* [Stated exercise]: Leave out the pictures and return every entry exactly as it appears.

* [Provided data]:
^^^^^^^^
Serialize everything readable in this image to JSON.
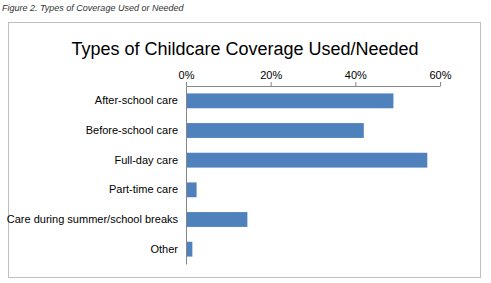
{
  "chart_data": {
    "type": "bar",
    "orientation": "horizontal",
    "caption": "Figure 2. Types of Coverage Used or Needed",
    "title": "Types of Childcare Coverage Used/Needed",
    "categories": [
      "After-school care",
      "Before-school care",
      "Full-day care",
      "Part-time care",
      "Care during summer/school breaks",
      "Other"
    ],
    "values": [
      49,
      42,
      57,
      2.5,
      14.5,
      1.5
    ],
    "color": "#4f81bd",
    "xlim": [
      0,
      60
    ],
    "xticks": [
      {
        "value": 0,
        "label": "0%"
      },
      {
        "value": 20,
        "label": "20%"
      },
      {
        "value": 40,
        "label": "40%"
      },
      {
        "value": 60,
        "label": "60%"
      }
    ],
    "grid": false
  }
}
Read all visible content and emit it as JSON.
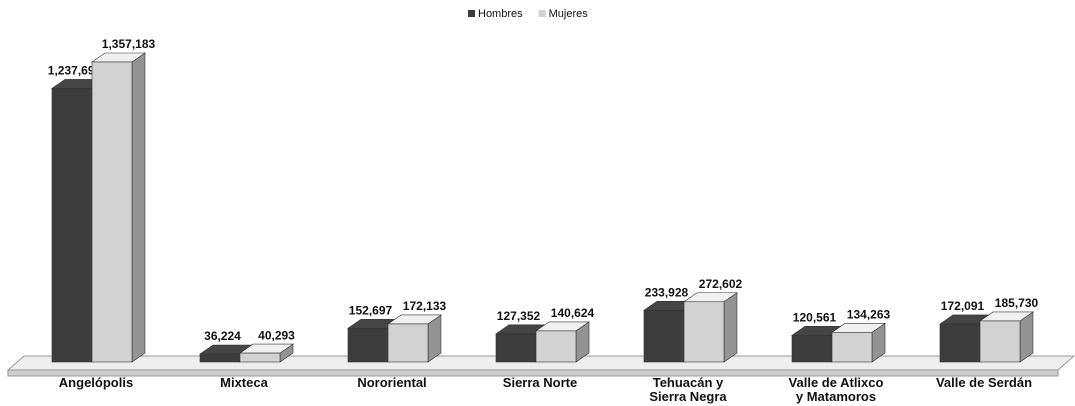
{
  "chart_data": {
    "type": "bar3d",
    "categories": [
      "Angelópolis",
      "Mixteca",
      "Nororiental",
      "Sierra Norte",
      "Tehuacán y\nSierra Negra",
      "Valle de Atlixco\ny Matamoros",
      "Valle de Serdán"
    ],
    "series": [
      {
        "name": "Hombres",
        "color": "#3c3c3c",
        "values": [
          1237695,
          36224,
          152697,
          127352,
          233928,
          120561,
          172091
        ],
        "value_labels": [
          "1,237,695",
          "36,224",
          "152,697",
          "127,352",
          "233,928",
          "120,561",
          "172,091"
        ]
      },
      {
        "name": "Mujeres",
        "color": "#d2d2d2",
        "values": [
          1357183,
          40293,
          172133,
          140624,
          272602,
          134263,
          185730
        ],
        "value_labels": [
          "1,357,183",
          "40,293",
          "172,133",
          "140,624",
          "272,602",
          "134,263",
          "185,730"
        ]
      }
    ],
    "legend": "top"
  }
}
^^^^^^^^
* [Task answer]:
Serialize everything readable in this image to JSON.
{
  "chart_data": {
    "type": "bar",
    "orientation": "horizontal",
    "caption": "Figure 2. Types of Coverage Used or Needed",
    "title": "Types of Childcare Coverage Used/Needed",
    "categories": [
      "After-school care",
      "Before-school care",
      "Full-day care",
      "Part-time care",
      "Care during summer/school breaks",
      "Other"
    ],
    "values": [
      49,
      42,
      57,
      2.5,
      14.5,
      1.5
    ],
    "color": "#4f81bd",
    "xlim": [
      0,
      60
    ],
    "xticks": [
      {
        "value": 0,
        "label": "0%"
      },
      {
        "value": 20,
        "label": "20%"
      },
      {
        "value": 40,
        "label": "40%"
      },
      {
        "value": 60,
        "label": "60%"
      }
    ],
    "grid": false
  }
}
Read all visible content and emit it as JSON.
{
  "chart_data": {
    "type": "bar3d",
    "categories": [
      "Angelópolis",
      "Mixteca",
      "Nororiental",
      "Sierra Norte",
      "Tehuacán y\nSierra Negra",
      "Valle de Atlixco\ny Matamoros",
      "Valle de Serdán"
    ],
    "series": [
      {
        "name": "Hombres",
        "color": "#3c3c3c",
        "values": [
          1237695,
          36224,
          152697,
          127352,
          233928,
          120561,
          172091
        ],
        "value_labels": [
          "1,237,695",
          "36,224",
          "152,697",
          "127,352",
          "233,928",
          "120,561",
          "172,091"
        ]
      },
      {
        "name": "Mujeres",
        "color": "#d2d2d2",
        "values": [
          1357183,
          40293,
          172133,
          140624,
          272602,
          134263,
          185730
        ],
        "value_labels": [
          "1,357,183",
          "40,293",
          "172,133",
          "140,624",
          "272,602",
          "134,263",
          "185,730"
        ]
      }
    ],
    "legend": "top"
  }
}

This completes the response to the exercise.